(Saved entries)
- - - - -

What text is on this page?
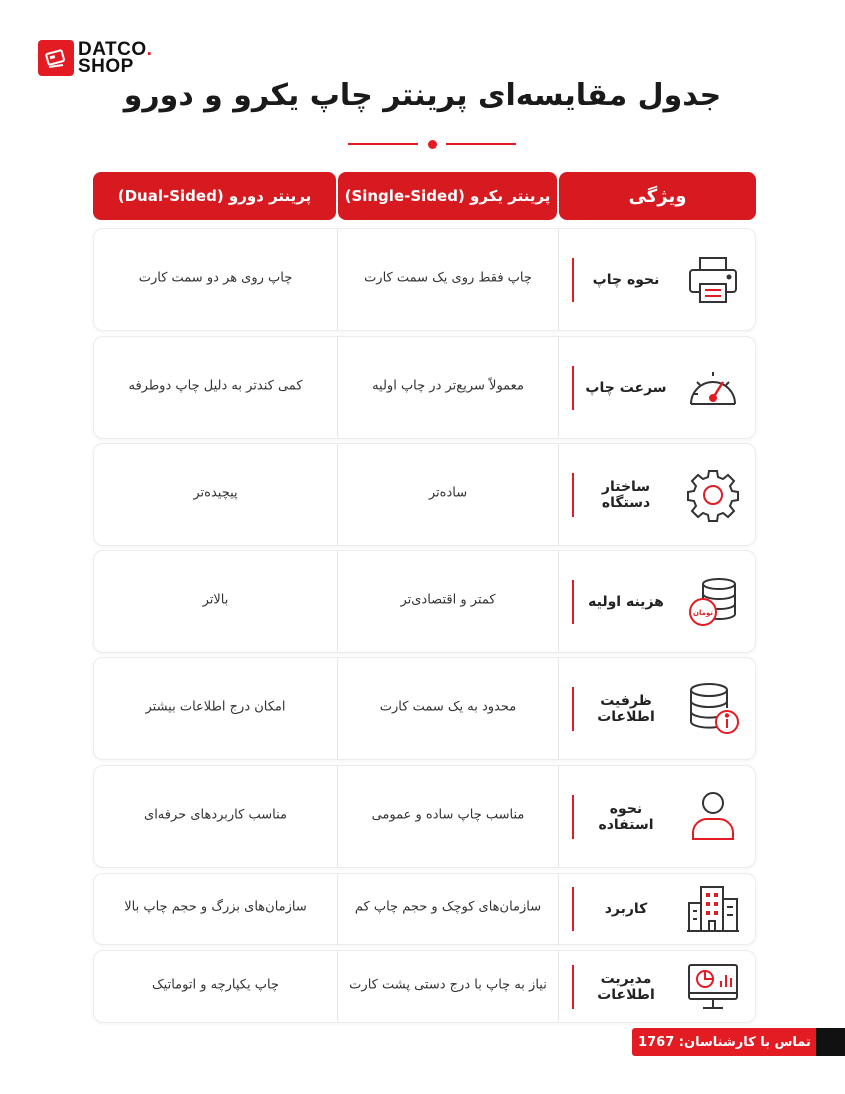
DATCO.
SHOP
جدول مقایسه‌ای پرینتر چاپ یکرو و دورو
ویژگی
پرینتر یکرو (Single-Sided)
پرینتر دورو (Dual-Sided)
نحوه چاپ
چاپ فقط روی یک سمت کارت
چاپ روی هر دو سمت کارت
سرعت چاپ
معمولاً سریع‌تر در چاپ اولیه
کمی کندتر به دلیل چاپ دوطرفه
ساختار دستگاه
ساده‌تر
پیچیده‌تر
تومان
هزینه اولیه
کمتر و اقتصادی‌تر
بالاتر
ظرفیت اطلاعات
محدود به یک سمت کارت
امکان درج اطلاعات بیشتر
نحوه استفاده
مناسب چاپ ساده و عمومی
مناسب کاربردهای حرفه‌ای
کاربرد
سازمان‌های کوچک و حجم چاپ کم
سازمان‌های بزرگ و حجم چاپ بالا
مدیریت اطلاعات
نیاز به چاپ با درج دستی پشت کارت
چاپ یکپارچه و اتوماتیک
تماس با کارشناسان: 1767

- - - - -

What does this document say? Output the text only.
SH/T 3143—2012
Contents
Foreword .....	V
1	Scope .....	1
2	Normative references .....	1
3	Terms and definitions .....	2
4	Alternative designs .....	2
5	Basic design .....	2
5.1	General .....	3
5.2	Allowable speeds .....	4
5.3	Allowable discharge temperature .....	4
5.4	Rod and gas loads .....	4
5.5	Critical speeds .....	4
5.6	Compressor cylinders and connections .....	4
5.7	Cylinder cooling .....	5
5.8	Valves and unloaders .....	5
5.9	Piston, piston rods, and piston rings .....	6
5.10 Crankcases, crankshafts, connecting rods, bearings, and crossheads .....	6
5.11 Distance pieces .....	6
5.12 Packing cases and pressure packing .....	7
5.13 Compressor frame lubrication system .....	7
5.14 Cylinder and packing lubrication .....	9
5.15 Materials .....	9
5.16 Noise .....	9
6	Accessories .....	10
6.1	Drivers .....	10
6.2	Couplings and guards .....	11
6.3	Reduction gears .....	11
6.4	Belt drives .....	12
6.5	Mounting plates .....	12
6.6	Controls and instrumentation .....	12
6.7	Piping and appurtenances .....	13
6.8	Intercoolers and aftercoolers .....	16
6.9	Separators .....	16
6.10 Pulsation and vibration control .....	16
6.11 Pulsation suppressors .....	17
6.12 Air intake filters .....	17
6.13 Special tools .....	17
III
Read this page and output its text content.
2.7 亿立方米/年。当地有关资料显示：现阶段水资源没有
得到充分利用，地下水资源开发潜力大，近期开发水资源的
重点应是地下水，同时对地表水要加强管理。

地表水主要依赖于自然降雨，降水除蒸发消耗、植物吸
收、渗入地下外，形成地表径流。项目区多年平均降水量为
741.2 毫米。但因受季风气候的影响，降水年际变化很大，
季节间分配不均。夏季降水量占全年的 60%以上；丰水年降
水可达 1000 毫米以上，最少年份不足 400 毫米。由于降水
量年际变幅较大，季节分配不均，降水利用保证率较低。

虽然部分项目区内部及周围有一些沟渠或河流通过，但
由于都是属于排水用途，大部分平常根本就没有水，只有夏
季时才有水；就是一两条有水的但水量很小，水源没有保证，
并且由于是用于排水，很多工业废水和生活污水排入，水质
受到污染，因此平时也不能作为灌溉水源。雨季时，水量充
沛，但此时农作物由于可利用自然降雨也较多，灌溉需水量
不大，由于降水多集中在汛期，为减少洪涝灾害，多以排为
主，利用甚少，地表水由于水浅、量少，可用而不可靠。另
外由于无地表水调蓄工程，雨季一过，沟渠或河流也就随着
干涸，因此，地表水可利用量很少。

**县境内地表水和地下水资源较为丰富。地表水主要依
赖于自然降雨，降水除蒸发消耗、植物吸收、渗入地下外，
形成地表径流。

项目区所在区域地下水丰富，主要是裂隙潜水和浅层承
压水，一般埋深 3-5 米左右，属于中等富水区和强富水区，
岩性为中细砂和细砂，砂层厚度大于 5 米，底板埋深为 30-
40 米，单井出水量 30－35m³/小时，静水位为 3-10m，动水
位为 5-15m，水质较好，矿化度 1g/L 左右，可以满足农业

- - - - -

THE PROBLEM → Search the lines for the string "دورو" and copy every line that has it.

WRITTEN REPLY →
جدول مقایسه‌ای پرینتر چاپ یکرو و دورو
پرینتر دورو (Dual-Sided)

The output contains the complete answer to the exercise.